TASK STATEMENT -
From the listing, collect all lines containing the word "illustration".

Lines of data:
====
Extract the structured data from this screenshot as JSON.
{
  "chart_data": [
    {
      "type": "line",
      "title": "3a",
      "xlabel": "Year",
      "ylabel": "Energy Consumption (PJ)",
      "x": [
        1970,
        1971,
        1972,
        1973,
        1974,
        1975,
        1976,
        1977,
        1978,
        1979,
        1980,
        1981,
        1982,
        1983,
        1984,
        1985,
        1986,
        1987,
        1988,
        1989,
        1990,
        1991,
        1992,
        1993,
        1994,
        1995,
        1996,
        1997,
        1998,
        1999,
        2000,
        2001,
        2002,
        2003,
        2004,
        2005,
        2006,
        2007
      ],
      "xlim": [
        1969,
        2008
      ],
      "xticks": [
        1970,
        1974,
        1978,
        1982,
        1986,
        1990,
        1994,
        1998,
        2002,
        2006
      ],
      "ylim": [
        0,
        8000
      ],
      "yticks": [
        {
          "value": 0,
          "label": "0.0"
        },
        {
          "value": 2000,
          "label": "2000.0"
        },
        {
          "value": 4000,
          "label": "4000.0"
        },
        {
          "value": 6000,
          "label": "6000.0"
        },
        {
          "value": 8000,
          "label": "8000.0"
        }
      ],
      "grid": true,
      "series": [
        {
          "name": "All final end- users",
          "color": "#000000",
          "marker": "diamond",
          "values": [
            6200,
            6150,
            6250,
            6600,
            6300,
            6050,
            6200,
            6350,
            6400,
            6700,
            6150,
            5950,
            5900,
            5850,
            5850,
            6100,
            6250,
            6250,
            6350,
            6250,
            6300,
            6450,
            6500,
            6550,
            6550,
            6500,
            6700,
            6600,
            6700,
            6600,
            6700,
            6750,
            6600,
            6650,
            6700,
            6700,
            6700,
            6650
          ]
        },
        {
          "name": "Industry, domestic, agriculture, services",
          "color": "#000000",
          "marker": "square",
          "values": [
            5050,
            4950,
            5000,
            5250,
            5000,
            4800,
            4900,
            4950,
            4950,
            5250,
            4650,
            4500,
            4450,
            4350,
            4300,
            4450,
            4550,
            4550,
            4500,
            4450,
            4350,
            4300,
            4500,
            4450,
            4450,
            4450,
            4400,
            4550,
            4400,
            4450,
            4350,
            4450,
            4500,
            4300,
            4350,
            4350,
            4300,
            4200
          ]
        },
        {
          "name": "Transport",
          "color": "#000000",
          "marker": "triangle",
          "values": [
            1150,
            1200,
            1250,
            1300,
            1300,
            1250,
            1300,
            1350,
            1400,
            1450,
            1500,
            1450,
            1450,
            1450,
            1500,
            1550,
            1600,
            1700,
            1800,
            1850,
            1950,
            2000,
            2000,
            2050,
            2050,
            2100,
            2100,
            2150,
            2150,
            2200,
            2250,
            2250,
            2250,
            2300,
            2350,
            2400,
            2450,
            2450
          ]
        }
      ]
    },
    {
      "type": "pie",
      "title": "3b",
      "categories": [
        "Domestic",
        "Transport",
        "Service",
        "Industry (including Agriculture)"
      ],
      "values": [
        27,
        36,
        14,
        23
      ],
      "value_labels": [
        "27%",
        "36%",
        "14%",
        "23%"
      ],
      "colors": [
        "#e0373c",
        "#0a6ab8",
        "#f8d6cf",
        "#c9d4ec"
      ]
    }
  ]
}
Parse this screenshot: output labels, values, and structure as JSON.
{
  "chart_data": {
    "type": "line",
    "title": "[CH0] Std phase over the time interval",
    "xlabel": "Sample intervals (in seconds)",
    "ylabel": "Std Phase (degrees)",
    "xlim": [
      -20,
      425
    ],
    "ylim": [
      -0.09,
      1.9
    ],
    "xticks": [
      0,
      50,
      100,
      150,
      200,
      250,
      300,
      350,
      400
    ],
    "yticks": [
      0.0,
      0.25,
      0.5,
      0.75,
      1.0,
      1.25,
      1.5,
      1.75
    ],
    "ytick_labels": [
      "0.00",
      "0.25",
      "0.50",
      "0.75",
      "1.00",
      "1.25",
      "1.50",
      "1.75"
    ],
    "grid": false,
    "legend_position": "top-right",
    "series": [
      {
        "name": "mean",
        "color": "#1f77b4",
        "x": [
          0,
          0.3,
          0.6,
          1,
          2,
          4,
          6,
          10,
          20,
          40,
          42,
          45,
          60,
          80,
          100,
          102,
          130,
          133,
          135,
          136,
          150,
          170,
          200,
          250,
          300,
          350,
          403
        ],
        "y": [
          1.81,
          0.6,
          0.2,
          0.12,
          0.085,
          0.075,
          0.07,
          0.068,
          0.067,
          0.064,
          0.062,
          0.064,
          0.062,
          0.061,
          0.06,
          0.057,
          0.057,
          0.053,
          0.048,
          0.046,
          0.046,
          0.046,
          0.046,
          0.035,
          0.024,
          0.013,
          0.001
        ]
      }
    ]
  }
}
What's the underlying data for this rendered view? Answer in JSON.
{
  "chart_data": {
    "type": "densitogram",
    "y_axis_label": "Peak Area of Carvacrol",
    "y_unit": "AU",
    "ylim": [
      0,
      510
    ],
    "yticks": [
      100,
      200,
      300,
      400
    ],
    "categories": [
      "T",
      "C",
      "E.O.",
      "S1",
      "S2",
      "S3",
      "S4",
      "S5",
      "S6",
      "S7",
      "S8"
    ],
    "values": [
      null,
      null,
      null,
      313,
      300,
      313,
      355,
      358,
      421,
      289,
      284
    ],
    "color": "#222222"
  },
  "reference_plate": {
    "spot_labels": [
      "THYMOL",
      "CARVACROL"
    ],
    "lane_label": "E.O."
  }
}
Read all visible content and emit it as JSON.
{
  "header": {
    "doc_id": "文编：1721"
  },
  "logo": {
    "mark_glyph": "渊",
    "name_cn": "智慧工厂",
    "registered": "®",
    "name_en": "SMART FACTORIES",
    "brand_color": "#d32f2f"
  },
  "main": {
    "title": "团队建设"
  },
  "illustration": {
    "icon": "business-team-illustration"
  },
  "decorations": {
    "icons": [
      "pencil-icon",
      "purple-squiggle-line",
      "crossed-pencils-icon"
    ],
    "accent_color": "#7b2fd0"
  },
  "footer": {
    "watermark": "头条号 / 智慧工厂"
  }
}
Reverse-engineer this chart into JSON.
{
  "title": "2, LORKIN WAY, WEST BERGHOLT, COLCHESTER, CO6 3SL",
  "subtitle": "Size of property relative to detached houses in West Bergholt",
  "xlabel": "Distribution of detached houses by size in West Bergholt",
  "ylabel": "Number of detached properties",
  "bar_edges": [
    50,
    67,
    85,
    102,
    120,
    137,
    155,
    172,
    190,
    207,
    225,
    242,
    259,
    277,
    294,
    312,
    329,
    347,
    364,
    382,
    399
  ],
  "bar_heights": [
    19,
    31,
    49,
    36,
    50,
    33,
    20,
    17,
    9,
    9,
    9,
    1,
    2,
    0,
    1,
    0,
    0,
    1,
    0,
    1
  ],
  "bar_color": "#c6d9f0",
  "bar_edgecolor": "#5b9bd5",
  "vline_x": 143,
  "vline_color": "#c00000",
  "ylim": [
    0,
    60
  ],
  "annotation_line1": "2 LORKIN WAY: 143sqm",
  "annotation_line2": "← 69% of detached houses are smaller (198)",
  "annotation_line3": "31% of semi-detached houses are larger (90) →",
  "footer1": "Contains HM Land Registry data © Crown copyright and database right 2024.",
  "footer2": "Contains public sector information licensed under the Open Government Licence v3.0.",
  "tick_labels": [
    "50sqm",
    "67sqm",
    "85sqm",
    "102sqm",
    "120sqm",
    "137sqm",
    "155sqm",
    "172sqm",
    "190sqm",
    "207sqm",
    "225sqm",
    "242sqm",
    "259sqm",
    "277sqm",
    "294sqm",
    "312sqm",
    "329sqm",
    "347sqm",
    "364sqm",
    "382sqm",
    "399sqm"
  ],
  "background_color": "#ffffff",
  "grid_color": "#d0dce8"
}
====
RESPONSE TO THE EXERCISE -
  "illustration": {
    "icon": "business-team-illustration"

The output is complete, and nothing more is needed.